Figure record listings
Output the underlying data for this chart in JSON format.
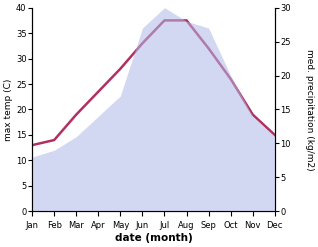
{
  "months": [
    "Jan",
    "Feb",
    "Mar",
    "Apr",
    "May",
    "Jun",
    "Jul",
    "Aug",
    "Sep",
    "Oct",
    "Nov",
    "Dec"
  ],
  "temp_C": [
    13.0,
    14.0,
    19.0,
    23.5,
    28.0,
    33.0,
    37.5,
    37.5,
    32.0,
    26.0,
    19.0,
    15.0
  ],
  "precip_mm": [
    8.0,
    9.0,
    11.0,
    14.0,
    17.0,
    27.0,
    30.0,
    28.0,
    27.0,
    20.0,
    14.0,
    11.0
  ],
  "temp_color": "#b03060",
  "precip_color": "#b0b8e8",
  "precip_alpha": 0.55,
  "temp_ylim": [
    0,
    40
  ],
  "precip_ylim": [
    0,
    30
  ],
  "xlabel": "date (month)",
  "ylabel_left": "max temp (C)",
  "ylabel_right": "med. precipitation (kg/m2)",
  "background_color": "#ffffff",
  "line_width": 1.8,
  "tick_fontsize": 6.0,
  "label_fontsize": 6.5,
  "xlabel_fontsize": 7.5
}
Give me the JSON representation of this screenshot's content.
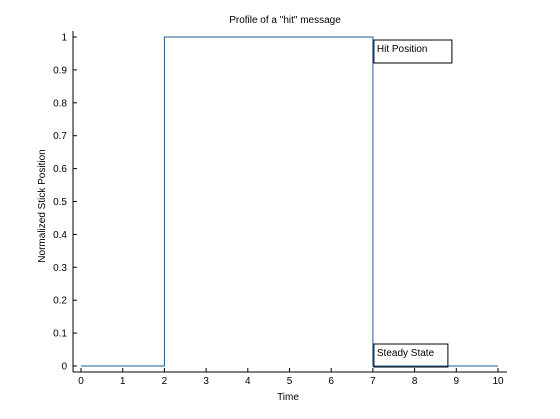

■ **TASK BRIEF**:
Without the pictures, write out every entry precisely as it appears.

■ **TASK RESULT**:
Output the underlying data for this chart in JSON format.
{
  "months": [
    "Jan",
    "Feb",
    "Mar",
    "Apr",
    "May",
    "Jun",
    "Jul",
    "Aug",
    "Sep",
    "Oct",
    "Nov",
    "Dec"
  ],
  "temp_C": [
    13.0,
    14.0,
    19.0,
    23.5,
    28.0,
    33.0,
    37.5,
    37.5,
    32.0,
    26.0,
    19.0,
    15.0
  ],
  "precip_mm": [
    8.0,
    9.0,
    11.0,
    14.0,
    17.0,
    27.0,
    30.0,
    28.0,
    27.0,
    20.0,
    14.0,
    11.0
  ],
  "temp_color": "#b03060",
  "precip_color": "#b0b8e8",
  "precip_alpha": 0.55,
  "temp_ylim": [
    0,
    40
  ],
  "precip_ylim": [
    0,
    30
  ],
  "xlabel": "date (month)",
  "ylabel_left": "max temp (C)",
  "ylabel_right": "med. precipitation (kg/m2)",
  "background_color": "#ffffff",
  "line_width": 1.8,
  "tick_fontsize": 6.0,
  "label_fontsize": 6.5,
  "xlabel_fontsize": 7.5
}
Give me the JSON representation of this screenshot's content.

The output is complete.